What to do:
Return each line of the records holding the string "count".

####

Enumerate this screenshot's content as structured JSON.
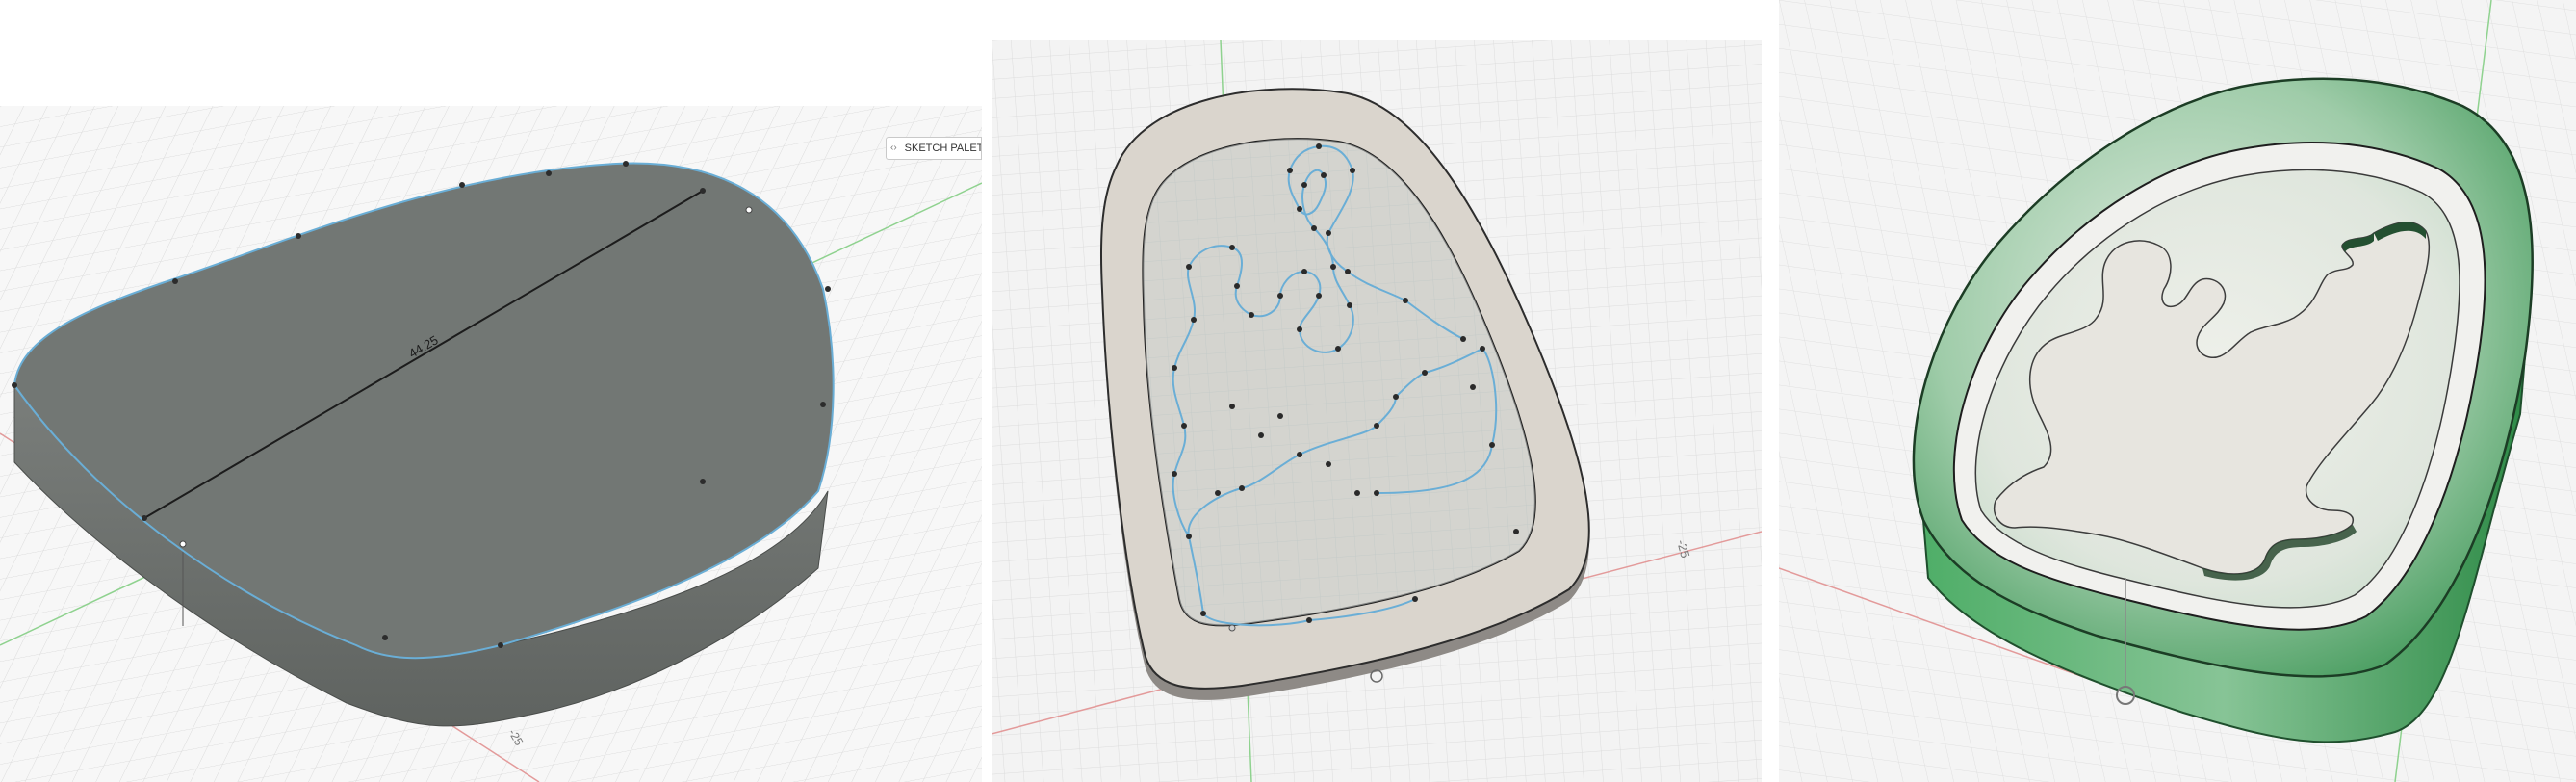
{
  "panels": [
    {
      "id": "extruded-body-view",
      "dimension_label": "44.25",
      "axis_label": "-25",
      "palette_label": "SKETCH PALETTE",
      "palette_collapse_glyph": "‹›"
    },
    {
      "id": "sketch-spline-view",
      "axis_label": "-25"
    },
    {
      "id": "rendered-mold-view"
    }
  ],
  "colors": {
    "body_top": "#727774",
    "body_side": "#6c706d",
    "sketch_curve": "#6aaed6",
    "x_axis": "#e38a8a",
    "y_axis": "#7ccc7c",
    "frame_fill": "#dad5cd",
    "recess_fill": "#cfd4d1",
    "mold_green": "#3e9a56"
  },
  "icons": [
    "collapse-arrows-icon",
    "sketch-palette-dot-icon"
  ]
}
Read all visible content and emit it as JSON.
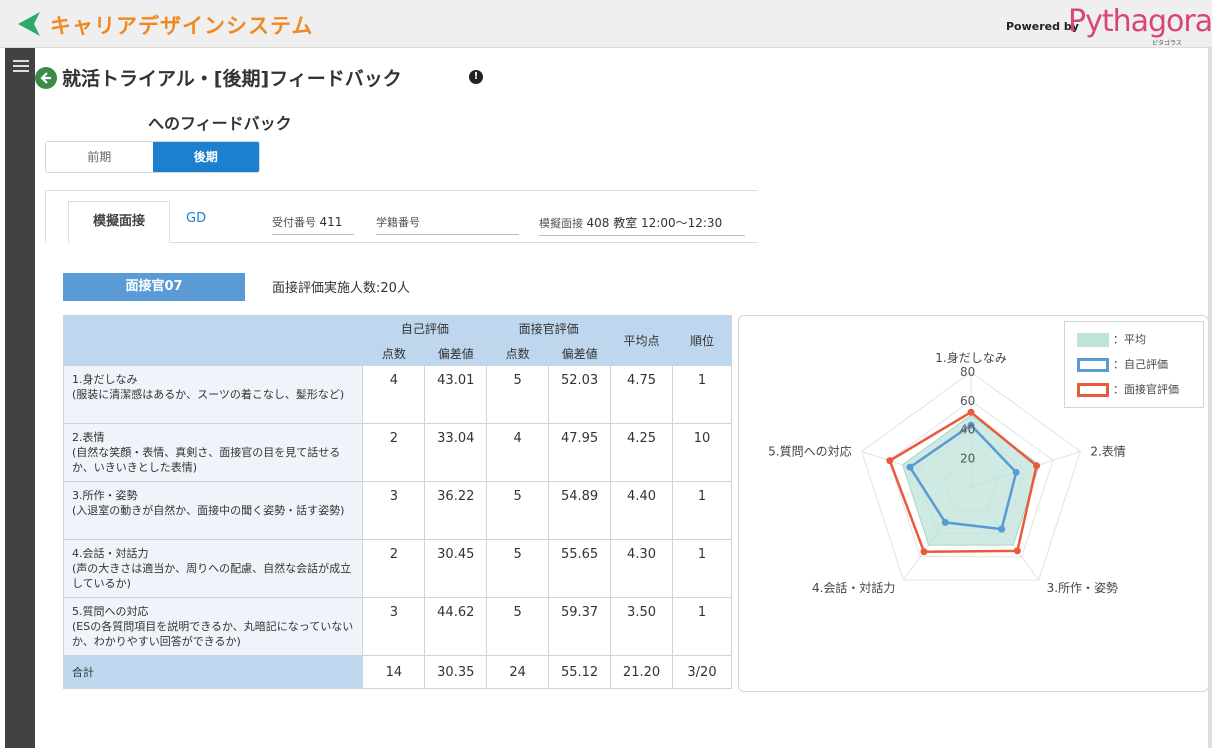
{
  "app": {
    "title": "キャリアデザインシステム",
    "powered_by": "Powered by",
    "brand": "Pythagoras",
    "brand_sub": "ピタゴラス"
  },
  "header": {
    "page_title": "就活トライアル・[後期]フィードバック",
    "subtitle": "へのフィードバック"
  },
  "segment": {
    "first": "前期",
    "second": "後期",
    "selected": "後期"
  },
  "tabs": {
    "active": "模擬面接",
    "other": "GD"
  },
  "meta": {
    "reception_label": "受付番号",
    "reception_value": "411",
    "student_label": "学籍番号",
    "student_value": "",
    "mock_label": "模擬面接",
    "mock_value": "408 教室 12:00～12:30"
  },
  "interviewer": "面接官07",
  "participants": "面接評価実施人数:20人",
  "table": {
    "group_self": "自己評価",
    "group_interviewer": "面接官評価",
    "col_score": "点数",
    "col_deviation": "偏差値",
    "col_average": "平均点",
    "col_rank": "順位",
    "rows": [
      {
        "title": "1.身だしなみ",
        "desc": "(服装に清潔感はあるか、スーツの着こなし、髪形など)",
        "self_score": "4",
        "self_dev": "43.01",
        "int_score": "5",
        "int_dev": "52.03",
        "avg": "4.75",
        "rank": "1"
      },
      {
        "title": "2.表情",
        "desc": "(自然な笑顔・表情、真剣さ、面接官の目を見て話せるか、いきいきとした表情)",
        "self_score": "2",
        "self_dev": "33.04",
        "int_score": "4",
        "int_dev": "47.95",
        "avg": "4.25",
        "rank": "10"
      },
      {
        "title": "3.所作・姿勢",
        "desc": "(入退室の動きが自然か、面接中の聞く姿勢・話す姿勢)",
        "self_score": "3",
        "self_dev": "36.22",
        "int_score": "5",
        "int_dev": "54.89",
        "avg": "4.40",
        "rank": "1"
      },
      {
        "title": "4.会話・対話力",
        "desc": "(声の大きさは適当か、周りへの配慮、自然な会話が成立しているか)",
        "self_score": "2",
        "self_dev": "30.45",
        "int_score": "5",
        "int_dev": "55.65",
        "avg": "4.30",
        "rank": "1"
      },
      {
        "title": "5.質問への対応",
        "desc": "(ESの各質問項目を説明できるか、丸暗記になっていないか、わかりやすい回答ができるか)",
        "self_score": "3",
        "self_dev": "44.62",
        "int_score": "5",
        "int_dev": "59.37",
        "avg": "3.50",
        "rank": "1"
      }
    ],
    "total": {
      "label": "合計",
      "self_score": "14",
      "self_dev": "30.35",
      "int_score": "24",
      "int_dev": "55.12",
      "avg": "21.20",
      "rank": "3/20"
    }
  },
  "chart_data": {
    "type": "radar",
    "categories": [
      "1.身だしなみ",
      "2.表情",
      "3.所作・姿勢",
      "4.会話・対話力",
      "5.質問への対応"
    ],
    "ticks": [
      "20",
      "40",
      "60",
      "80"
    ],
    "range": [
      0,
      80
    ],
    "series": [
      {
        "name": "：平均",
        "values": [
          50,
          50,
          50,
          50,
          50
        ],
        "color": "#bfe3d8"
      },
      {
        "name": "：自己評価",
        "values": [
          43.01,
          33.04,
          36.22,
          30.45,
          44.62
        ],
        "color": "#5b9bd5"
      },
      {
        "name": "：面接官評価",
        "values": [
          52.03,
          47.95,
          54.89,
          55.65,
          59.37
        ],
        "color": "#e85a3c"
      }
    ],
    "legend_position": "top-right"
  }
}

####

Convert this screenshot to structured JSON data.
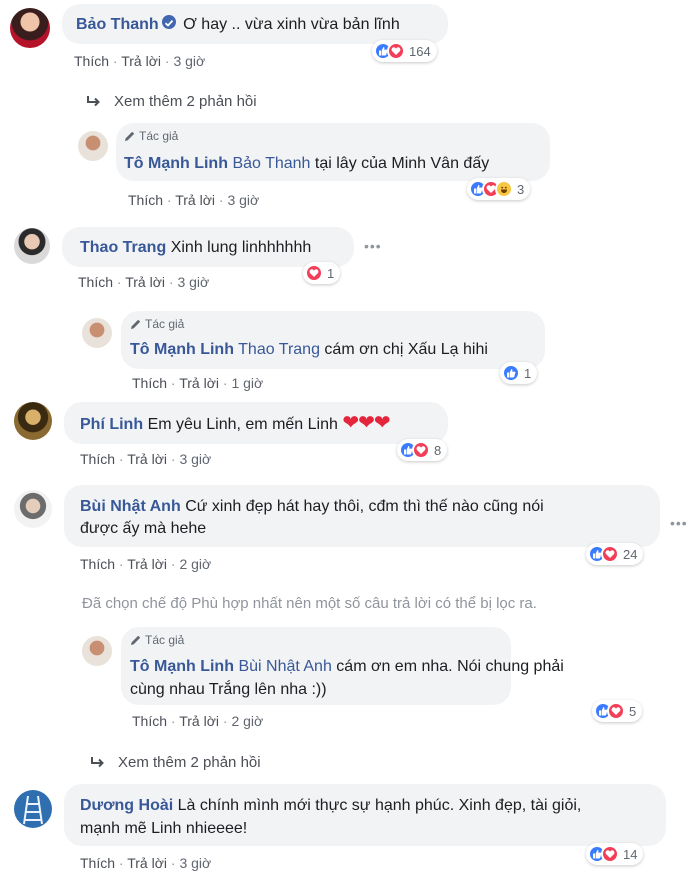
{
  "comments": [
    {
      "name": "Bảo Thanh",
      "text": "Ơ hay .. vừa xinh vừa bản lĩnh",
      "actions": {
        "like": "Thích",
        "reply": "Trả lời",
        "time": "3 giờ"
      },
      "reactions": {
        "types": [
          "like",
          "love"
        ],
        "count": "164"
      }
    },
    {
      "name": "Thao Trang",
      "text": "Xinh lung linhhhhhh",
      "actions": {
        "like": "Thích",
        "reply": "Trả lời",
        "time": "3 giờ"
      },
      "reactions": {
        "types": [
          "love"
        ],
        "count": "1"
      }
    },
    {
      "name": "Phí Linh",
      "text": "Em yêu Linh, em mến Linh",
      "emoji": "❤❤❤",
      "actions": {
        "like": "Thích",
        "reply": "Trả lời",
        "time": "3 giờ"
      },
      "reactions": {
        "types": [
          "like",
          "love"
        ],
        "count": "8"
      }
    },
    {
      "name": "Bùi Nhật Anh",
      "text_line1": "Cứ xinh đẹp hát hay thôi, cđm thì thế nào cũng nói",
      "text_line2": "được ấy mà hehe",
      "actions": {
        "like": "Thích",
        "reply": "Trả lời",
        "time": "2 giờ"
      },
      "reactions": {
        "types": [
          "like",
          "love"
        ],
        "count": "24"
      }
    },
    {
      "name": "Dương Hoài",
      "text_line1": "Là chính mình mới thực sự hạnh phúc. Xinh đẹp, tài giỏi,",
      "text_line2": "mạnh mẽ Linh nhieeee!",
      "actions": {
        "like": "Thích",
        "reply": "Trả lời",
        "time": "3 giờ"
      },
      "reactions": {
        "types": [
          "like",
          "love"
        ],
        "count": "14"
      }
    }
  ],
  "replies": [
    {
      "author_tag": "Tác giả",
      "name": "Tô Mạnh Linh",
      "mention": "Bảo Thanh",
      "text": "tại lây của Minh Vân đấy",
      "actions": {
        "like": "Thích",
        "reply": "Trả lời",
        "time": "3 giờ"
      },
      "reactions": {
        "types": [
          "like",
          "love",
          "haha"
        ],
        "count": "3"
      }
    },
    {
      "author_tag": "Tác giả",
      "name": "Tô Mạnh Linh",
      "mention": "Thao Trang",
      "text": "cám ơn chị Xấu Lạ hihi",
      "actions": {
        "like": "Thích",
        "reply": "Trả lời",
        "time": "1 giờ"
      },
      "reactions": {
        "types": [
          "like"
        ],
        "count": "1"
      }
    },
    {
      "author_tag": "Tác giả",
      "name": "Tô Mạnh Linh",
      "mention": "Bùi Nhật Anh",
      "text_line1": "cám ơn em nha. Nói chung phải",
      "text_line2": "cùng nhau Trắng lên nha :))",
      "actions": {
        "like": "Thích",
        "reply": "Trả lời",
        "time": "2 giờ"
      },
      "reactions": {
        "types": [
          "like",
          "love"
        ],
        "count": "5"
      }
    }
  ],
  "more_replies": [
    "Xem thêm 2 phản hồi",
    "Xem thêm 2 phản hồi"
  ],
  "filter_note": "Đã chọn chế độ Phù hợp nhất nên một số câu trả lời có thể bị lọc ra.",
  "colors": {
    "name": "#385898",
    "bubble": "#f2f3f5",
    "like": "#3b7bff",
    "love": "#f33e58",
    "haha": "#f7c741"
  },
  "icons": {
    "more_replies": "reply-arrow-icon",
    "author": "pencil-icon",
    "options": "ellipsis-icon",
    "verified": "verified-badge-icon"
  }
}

####

Answer to the task:
        "count": "164"
        "count": "1"
        "count": "8"
        "count": "24"
        "count": "14"
        "count": "3"
        "count": "1"
        "count": "5"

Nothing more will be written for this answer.